→ Direction
Scan the entries below for the word "this". Copy each line that has it.

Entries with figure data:
□ □ □ □ □ □ □

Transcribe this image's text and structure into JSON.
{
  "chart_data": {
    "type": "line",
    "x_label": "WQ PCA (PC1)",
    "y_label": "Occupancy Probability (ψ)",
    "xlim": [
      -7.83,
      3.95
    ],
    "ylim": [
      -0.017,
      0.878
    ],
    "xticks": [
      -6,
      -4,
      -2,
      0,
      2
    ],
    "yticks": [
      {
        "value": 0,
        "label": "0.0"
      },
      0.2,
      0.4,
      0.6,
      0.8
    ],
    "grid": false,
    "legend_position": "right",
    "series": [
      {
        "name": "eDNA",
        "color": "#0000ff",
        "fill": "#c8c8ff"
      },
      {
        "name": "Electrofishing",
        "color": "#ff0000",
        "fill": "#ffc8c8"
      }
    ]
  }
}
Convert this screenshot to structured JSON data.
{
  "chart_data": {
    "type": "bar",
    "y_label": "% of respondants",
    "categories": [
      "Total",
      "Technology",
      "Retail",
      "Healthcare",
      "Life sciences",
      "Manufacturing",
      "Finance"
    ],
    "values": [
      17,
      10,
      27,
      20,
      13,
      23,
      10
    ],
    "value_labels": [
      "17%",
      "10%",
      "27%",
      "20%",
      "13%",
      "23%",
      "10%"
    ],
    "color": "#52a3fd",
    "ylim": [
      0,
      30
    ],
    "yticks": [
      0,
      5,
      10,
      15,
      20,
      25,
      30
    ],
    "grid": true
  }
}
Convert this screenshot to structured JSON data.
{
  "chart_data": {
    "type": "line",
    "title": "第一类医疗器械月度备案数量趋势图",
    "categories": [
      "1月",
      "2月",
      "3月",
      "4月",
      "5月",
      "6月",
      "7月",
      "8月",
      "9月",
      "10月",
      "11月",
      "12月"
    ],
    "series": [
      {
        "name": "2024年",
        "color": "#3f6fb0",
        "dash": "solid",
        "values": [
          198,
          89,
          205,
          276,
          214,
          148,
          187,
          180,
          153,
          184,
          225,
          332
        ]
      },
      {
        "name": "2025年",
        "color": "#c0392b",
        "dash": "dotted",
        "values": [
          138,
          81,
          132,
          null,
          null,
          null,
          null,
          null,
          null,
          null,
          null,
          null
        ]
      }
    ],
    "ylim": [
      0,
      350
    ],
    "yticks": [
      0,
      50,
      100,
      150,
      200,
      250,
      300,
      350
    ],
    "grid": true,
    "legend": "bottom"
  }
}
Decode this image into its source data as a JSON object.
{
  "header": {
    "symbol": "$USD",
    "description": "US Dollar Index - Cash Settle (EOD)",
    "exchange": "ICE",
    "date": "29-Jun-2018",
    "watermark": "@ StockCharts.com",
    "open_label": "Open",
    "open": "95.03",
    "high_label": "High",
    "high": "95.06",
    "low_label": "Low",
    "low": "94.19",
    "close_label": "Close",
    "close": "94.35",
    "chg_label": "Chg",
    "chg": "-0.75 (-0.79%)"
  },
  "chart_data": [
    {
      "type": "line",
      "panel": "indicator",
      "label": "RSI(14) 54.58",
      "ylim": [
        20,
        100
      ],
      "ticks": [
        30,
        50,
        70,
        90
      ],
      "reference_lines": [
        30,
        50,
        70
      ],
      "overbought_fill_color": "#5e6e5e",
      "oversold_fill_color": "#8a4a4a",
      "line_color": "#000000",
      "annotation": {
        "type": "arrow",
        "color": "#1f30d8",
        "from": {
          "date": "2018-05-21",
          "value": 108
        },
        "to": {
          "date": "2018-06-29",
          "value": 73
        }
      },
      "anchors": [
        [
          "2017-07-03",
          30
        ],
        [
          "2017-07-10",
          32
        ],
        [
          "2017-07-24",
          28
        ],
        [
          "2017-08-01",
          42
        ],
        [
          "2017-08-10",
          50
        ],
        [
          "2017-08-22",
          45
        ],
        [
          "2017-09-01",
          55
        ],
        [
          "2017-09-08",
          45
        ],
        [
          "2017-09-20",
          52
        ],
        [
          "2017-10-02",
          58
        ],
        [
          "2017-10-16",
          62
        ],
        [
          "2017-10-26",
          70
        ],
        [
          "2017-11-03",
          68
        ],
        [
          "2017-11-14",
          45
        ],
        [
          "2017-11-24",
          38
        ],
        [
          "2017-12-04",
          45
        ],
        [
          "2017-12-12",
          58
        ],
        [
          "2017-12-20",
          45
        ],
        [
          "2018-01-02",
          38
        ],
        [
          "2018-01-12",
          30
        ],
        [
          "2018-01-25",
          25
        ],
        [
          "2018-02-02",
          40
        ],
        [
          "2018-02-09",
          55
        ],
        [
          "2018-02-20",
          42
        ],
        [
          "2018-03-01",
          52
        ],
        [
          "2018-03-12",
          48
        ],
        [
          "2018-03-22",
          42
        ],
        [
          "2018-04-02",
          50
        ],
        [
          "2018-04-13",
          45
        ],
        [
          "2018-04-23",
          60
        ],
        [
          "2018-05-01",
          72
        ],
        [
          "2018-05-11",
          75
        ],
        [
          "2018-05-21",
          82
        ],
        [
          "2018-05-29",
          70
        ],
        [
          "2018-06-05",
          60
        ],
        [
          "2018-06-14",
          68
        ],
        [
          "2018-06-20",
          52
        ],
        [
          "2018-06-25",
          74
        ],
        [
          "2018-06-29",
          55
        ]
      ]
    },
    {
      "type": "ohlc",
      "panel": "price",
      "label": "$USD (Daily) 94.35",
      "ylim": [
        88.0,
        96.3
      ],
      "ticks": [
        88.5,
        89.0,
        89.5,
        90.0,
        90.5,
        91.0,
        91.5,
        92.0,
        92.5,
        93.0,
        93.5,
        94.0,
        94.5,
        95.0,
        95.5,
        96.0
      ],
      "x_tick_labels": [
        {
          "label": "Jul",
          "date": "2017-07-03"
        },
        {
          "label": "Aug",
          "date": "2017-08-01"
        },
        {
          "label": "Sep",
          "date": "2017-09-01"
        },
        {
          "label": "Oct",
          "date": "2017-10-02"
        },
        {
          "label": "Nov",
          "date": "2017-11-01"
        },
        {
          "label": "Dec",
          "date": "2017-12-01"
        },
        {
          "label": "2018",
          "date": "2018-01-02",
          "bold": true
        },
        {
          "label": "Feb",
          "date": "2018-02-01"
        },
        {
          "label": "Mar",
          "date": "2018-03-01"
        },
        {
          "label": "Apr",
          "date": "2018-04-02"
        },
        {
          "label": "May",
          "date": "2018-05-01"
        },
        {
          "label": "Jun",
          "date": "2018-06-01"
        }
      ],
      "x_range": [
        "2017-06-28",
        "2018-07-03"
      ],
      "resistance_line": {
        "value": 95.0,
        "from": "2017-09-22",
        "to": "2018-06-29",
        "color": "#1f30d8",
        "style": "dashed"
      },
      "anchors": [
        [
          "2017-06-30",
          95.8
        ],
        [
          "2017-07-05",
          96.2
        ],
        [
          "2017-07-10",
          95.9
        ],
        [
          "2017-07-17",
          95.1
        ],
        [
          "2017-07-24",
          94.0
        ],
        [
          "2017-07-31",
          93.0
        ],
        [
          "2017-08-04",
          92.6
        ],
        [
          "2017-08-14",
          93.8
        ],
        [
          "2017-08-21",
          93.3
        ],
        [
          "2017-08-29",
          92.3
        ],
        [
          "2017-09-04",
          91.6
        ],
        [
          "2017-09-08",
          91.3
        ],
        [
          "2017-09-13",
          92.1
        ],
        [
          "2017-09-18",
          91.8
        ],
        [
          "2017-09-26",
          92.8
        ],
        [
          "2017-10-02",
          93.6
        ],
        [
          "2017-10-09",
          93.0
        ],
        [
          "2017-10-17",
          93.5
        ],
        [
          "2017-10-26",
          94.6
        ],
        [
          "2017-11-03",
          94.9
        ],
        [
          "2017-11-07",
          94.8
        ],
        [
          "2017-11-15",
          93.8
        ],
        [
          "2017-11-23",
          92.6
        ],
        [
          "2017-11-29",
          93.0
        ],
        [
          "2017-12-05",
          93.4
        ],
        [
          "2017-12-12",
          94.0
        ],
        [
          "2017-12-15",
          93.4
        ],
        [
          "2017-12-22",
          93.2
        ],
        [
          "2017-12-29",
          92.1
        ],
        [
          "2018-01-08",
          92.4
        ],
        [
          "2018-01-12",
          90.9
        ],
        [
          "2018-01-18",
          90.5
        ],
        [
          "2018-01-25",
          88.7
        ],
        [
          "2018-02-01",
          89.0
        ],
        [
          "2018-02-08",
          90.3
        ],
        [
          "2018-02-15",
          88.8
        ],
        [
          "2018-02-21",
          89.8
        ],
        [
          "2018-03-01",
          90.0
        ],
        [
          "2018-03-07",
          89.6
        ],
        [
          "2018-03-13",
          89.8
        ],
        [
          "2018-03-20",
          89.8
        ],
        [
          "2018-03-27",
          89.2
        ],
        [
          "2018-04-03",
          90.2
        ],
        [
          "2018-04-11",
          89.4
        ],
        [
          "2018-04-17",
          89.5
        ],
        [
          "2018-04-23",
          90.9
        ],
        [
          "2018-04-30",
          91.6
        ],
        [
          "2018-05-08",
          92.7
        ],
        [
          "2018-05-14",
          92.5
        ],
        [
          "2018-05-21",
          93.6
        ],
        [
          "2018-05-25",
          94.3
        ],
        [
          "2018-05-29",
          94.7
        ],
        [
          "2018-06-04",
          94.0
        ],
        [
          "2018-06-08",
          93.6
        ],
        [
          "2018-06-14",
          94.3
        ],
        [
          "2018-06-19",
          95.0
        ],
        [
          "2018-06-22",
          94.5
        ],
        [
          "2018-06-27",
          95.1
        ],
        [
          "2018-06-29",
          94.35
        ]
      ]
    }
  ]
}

□ □ □ □ □ □ □

→ Solution to the exercise
Transcribe this image's text and structure into JSON.
Convert this screenshot to structured JSON data.
Convert this screenshot to structured JSON data.
Decode this image into its source data as a JSON object.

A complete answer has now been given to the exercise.